Material shown:
#####
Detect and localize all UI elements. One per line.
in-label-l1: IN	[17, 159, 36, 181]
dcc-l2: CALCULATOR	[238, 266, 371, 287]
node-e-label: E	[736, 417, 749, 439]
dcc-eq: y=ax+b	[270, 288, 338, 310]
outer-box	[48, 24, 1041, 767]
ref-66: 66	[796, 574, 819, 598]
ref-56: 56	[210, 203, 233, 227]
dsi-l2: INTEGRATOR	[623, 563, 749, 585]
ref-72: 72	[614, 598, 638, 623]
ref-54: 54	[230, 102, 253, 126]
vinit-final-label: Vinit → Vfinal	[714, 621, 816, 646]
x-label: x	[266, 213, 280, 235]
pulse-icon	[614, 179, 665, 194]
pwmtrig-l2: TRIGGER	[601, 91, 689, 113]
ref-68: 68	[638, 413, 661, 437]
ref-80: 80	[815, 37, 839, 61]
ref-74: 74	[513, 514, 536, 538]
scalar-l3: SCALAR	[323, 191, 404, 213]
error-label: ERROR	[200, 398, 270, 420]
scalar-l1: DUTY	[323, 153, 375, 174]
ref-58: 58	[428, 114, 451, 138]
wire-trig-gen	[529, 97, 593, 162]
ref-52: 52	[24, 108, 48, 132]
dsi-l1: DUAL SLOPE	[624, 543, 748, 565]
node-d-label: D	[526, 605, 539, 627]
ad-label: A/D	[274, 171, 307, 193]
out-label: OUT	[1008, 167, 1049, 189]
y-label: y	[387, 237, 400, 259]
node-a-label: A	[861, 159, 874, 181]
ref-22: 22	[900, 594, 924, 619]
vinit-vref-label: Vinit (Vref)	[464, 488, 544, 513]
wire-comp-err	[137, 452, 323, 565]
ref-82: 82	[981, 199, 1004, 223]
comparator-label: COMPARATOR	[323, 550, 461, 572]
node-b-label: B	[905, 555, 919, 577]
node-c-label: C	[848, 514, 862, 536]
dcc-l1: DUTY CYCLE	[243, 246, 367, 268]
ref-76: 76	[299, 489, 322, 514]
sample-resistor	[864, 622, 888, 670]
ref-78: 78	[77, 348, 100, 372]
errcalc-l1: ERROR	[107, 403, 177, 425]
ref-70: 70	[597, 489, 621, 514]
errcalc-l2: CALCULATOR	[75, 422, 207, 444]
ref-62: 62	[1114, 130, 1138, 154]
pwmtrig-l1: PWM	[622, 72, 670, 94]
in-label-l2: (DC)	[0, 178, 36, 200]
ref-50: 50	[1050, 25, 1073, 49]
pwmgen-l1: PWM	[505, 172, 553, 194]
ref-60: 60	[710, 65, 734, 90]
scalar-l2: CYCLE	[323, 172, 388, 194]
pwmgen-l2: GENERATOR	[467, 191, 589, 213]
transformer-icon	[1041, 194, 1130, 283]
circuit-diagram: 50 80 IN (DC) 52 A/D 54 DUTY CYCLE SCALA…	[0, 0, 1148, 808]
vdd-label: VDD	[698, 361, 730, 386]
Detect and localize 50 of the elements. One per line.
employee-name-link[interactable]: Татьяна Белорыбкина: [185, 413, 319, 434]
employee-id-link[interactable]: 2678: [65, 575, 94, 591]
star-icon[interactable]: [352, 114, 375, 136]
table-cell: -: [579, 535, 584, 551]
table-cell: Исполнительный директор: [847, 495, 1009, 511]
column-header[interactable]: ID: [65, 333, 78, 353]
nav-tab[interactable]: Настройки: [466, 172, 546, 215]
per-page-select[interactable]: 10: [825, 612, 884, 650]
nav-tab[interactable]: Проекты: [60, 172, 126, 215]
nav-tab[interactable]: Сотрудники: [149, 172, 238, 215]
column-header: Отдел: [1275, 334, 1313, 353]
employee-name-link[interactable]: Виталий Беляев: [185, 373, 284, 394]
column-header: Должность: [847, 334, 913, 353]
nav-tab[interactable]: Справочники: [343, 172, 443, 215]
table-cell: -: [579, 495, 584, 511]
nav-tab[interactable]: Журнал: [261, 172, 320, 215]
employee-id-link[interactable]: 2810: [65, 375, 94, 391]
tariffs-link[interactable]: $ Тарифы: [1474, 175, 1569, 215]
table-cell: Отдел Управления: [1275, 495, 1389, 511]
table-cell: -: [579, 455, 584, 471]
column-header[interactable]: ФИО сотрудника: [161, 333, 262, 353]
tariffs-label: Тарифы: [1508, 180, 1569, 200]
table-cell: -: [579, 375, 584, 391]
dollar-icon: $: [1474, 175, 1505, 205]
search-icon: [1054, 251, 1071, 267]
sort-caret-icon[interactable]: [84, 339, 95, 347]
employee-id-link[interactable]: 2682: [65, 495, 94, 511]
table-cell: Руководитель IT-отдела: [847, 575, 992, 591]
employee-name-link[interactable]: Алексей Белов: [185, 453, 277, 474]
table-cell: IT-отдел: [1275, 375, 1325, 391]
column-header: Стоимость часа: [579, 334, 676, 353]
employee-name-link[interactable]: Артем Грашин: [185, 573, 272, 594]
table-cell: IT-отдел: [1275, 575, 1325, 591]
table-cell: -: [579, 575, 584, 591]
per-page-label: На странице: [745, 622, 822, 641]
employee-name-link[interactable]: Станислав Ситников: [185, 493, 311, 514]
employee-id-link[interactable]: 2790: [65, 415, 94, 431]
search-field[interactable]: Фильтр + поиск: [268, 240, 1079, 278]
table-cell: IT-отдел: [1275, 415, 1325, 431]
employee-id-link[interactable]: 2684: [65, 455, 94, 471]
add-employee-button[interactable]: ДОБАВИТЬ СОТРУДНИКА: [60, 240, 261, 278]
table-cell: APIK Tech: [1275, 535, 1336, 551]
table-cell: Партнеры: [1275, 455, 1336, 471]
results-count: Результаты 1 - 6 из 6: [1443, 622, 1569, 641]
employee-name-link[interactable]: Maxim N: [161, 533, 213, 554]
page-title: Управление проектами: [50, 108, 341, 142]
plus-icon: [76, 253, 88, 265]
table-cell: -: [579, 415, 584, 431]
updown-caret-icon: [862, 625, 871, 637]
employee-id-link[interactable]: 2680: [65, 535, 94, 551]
#####
Work to be completed: Copy out every one of the lines above word for word, keeping each on its own line.

The reply:
Detect and localize all UI elements. One per line.
in-label-l1: IN	[17, 159, 36, 181]
dcc-l2: CALCULATOR	[238, 266, 371, 287]
node-e-label: E	[736, 417, 749, 439]
dcc-eq: y=ax+b	[270, 288, 338, 310]
outer-box	[48, 24, 1041, 767]
ref-66: 66	[796, 574, 819, 598]
ref-56: 56	[210, 203, 233, 227]
dsi-l2: INTEGRATOR	[623, 563, 749, 585]
ref-72: 72	[614, 598, 638, 623]
ref-54: 54	[230, 102, 253, 126]
vinit-final-label: Vinit → Vfinal	[714, 621, 816, 646]
x-label: x	[266, 213, 280, 235]
pulse-icon	[614, 179, 665, 194]
pwmtrig-l2: TRIGGER	[601, 91, 689, 113]
ref-68: 68	[638, 413, 661, 437]
ref-80: 80	[815, 37, 839, 61]
ref-74: 74	[513, 514, 536, 538]
scalar-l3: SCALAR	[323, 191, 404, 213]
error-label: ERROR	[200, 398, 270, 420]
scalar-l1: DUTY	[323, 153, 375, 174]
ref-58: 58	[428, 114, 451, 138]
wire-trig-gen	[529, 97, 593, 162]
ref-52: 52	[24, 108, 48, 132]
dsi-l1: DUAL SLOPE	[624, 543, 748, 565]
node-d-label: D	[526, 605, 539, 627]
ad-label: A/D	[274, 171, 307, 193]
out-label: OUT	[1008, 167, 1049, 189]
y-label: y	[387, 237, 400, 259]
node-a-label: A	[861, 159, 874, 181]
ref-22: 22	[900, 594, 924, 619]
vinit-vref-label: Vinit (Vref)	[464, 488, 544, 513]
wire-comp-err	[137, 452, 323, 565]
ref-82: 82	[981, 199, 1004, 223]
comparator-label: COMPARATOR	[323, 550, 461, 572]
node-b-label: B	[905, 555, 919, 577]
node-c-label: C	[848, 514, 862, 536]
dcc-l1: DUTY CYCLE	[243, 246, 367, 268]
ref-76: 76	[299, 489, 322, 514]
sample-resistor	[864, 622, 888, 670]
ref-78: 78	[77, 348, 100, 372]
errcalc-l1: ERROR	[107, 403, 177, 425]
ref-70: 70	[597, 489, 621, 514]
errcalc-l2: CALCULATOR	[75, 422, 207, 444]
ref-62: 62	[1114, 130, 1138, 154]
pwmtrig-l1: PWM	[622, 72, 670, 94]
in-label-l2: (DC)	[0, 178, 36, 200]
ref-50: 50	[1050, 25, 1073, 49]
pwmgen-l1: PWM	[505, 172, 553, 194]
ref-60: 60	[710, 65, 734, 90]
scalar-l2: CYCLE	[323, 172, 388, 194]
pwmgen-l2: GENERATOR	[467, 191, 589, 213]
transformer-icon	[1041, 194, 1130, 283]
circuit-diagram: 50 80 IN (DC) 52 A/D 54 DUTY CYCLE SCALA…	[0, 0, 1148, 808]
vdd-label: VDD	[698, 361, 730, 386]
Detect and localize 50 of the elements. One per line.
employee-name-link[interactable]: Татьяна Белорыбкина: [185, 413, 319, 434]
employee-id-link[interactable]: 2678: [65, 575, 94, 591]
star-icon[interactable]: [352, 114, 375, 136]
table-cell: -: [579, 535, 584, 551]
table-cell: Исполнительный директор: [847, 495, 1009, 511]
column-header[interactable]: ID: [65, 333, 78, 353]
nav-tab[interactable]: Настройки: [466, 172, 546, 215]
per-page-select[interactable]: 10: [825, 612, 884, 650]
nav-tab[interactable]: Проекты: [60, 172, 126, 215]
nav-tab[interactable]: Сотрудники: [149, 172, 238, 215]
column-header: Отдел: [1275, 334, 1313, 353]
employee-name-link[interactable]: Виталий Беляев: [185, 373, 284, 394]
column-header: Должность: [847, 334, 913, 353]
nav-tab[interactable]: Справочники: [343, 172, 443, 215]
table-cell: -: [579, 495, 584, 511]
nav-tab[interactable]: Журнал: [261, 172, 320, 215]
employee-id-link[interactable]: 2810: [65, 375, 94, 391]
tariffs-link[interactable]: $ Тарифы: [1474, 175, 1569, 215]
table-cell: Отдел Управления: [1275, 495, 1389, 511]
table-cell: -: [579, 455, 584, 471]
column-header[interactable]: ФИО сотрудника: [161, 333, 262, 353]
tariffs-label: Тарифы: [1508, 180, 1569, 200]
table-cell: -: [579, 375, 584, 391]
dollar-icon: $: [1474, 175, 1505, 205]
search-icon: [1054, 251, 1071, 267]
sort-caret-icon[interactable]: [84, 339, 95, 347]
employee-id-link[interactable]: 2682: [65, 495, 94, 511]
table-cell: Руководитель IT-отдела: [847, 575, 992, 591]
employee-name-link[interactable]: Алексей Белов: [185, 453, 277, 474]
table-cell: IT-отдел: [1275, 375, 1325, 391]
column-header: Стоимость часа: [579, 334, 676, 353]
employee-name-link[interactable]: Артем Грашин: [185, 573, 272, 594]
table-cell: IT-отдел: [1275, 575, 1325, 591]
table-cell: -: [579, 575, 584, 591]
per-page-label: На странице: [745, 622, 822, 641]
employee-name-link[interactable]: Станислав Ситников: [185, 493, 311, 514]
employee-id-link[interactable]: 2790: [65, 415, 94, 431]
search-field[interactable]: Фильтр + поиск: [268, 240, 1079, 278]
table-cell: IT-отдел: [1275, 415, 1325, 431]
employee-id-link[interactable]: 2684: [65, 455, 94, 471]
add-employee-button[interactable]: ДОБАВИТЬ СОТРУДНИКА: [60, 240, 261, 278]
table-cell: APIK Tech: [1275, 535, 1336, 551]
table-cell: Партнеры: [1275, 455, 1336, 471]
results-count: Результаты 1 - 6 из 6: [1443, 622, 1569, 641]
employee-name-link[interactable]: Maxim N: [161, 533, 213, 554]
page-title: Управление проектами: [50, 108, 341, 142]
plus-icon: [76, 253, 88, 265]
table-cell: -: [579, 415, 584, 431]
updown-caret-icon: [862, 625, 871, 637]
employee-id-link[interactable]: 2680: [65, 535, 94, 551]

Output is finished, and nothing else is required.